▶ What to produce: Extract the whole listing as it stands. Do not include the pictures.

▶ Dataset entries:
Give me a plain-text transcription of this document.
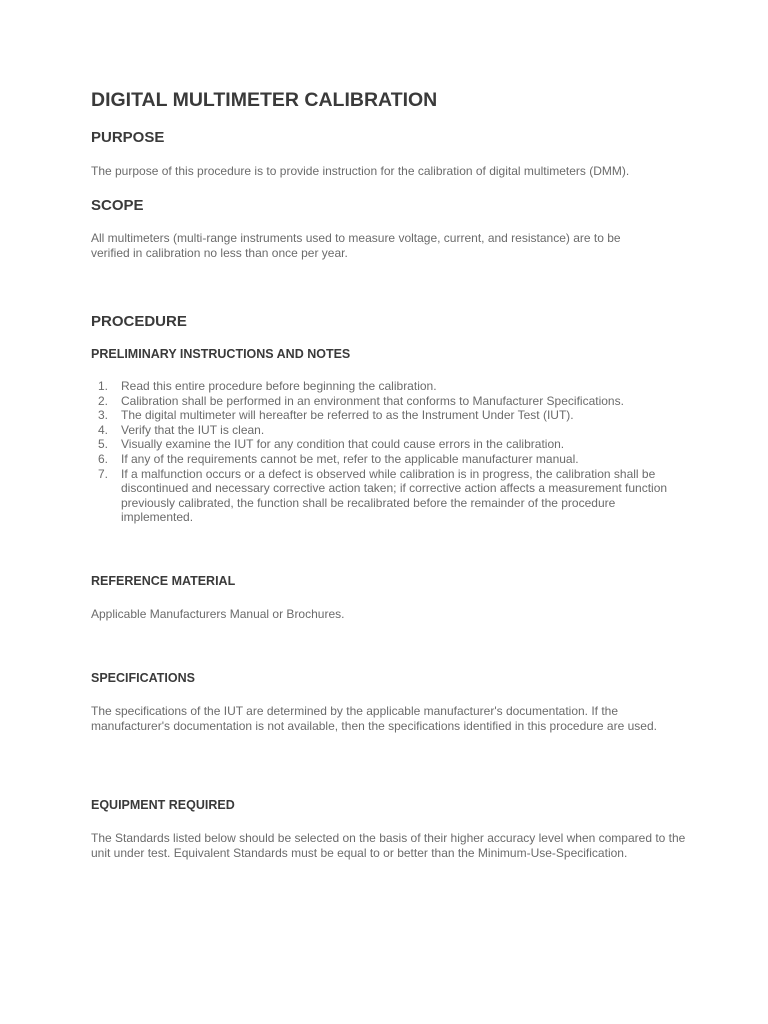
DIGITAL MULTIMETER CALIBRATION
PURPOSE

The purpose of this procedure is to provide instruction for the calibration of digital multimeters (DMM).

SCOPE

All multimeters (multi-range instruments used to measure voltage, current, and resistance) are to be verified in calibration no less than once per year.

PROCEDURE
PRELIMINARY INSTRUCTIONS AND NOTES
1. Read this entire procedure before beginning the calibration.
2. Calibration shall be performed in an environment that conforms to Manufacturer Specifications.
3. The digital multimeter will hereafter be referred to as the Instrument Under Test (IUT).
4. Verify that the IUT is clean.
5. Visually examine the IUT for any condition that could cause errors in the calibration.
6. If any of the requirements cannot be met, refer to the applicable manufacturer manual.
7. If a malfunction occurs or a defect is observed while calibration is in progress, the calibration shall be discontinued and necessary corrective action taken; if corrective action affects a measurement function previously calibrated, the function shall be recalibrated before the remainder of the procedure implemented.
REFERENCE MATERIAL

Applicable Manufacturers Manual or Brochures.

SPECIFICATIONS

The specifications of the IUT are determined by the applicable manufacturer's documentation. If the manufacturer's documentation is not available, then the specifications identified in this procedure are used.

EQUIPMENT REQUIRED

The Standards listed below should be selected on the basis of their higher accuracy level when compared to the unit under test. Equivalent Standards must be equal to or better than the Minimum-Use-Specification.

▶ Answer to the task:
Give me a plain-text transcription of this document.
DIGITAL MULTIMETER CALIBRATION
PURPOSE

The purpose of this procedure is to provide instruction for the calibration of digital multimeters (DMM).

SCOPE

All multimeters (multi-range instruments used to measure voltage, current, and resistance) are to be verified in calibration no less than once per year.

PROCEDURE
PRELIMINARY INSTRUCTIONS AND NOTES
1. Read this entire procedure before beginning the calibration.
2. Calibration shall be performed in an environment that conforms to Manufacturer Specifications.
3. The digital multimeter will hereafter be referred to as the Instrument Under Test (IUT).
4. Verify that the IUT is clean.
5. Visually examine the IUT for any condition that could cause errors in the calibration.
6. If any of the requirements cannot be met, refer to the applicable manufacturer manual.
7. If a malfunction occurs or a defect is observed while calibration is in progress, the calibration shall be discontinued and necessary corrective action taken; if corrective action affects a measurement function previously calibrated, the function shall be recalibrated before the remainder of the procedure implemented.
REFERENCE MATERIAL

Applicable Manufacturers Manual or Brochures.

SPECIFICATIONS

The specifications of the IUT are determined by the applicable manufacturer's documentation. If the manufacturer's documentation is not available, then the specifications identified in this procedure are used.

EQUIPMENT REQUIRED

The Standards listed below should be selected on the basis of their higher accuracy level when compared to the unit under test. Equivalent Standards must be equal to or better than the Minimum-Use-Specification.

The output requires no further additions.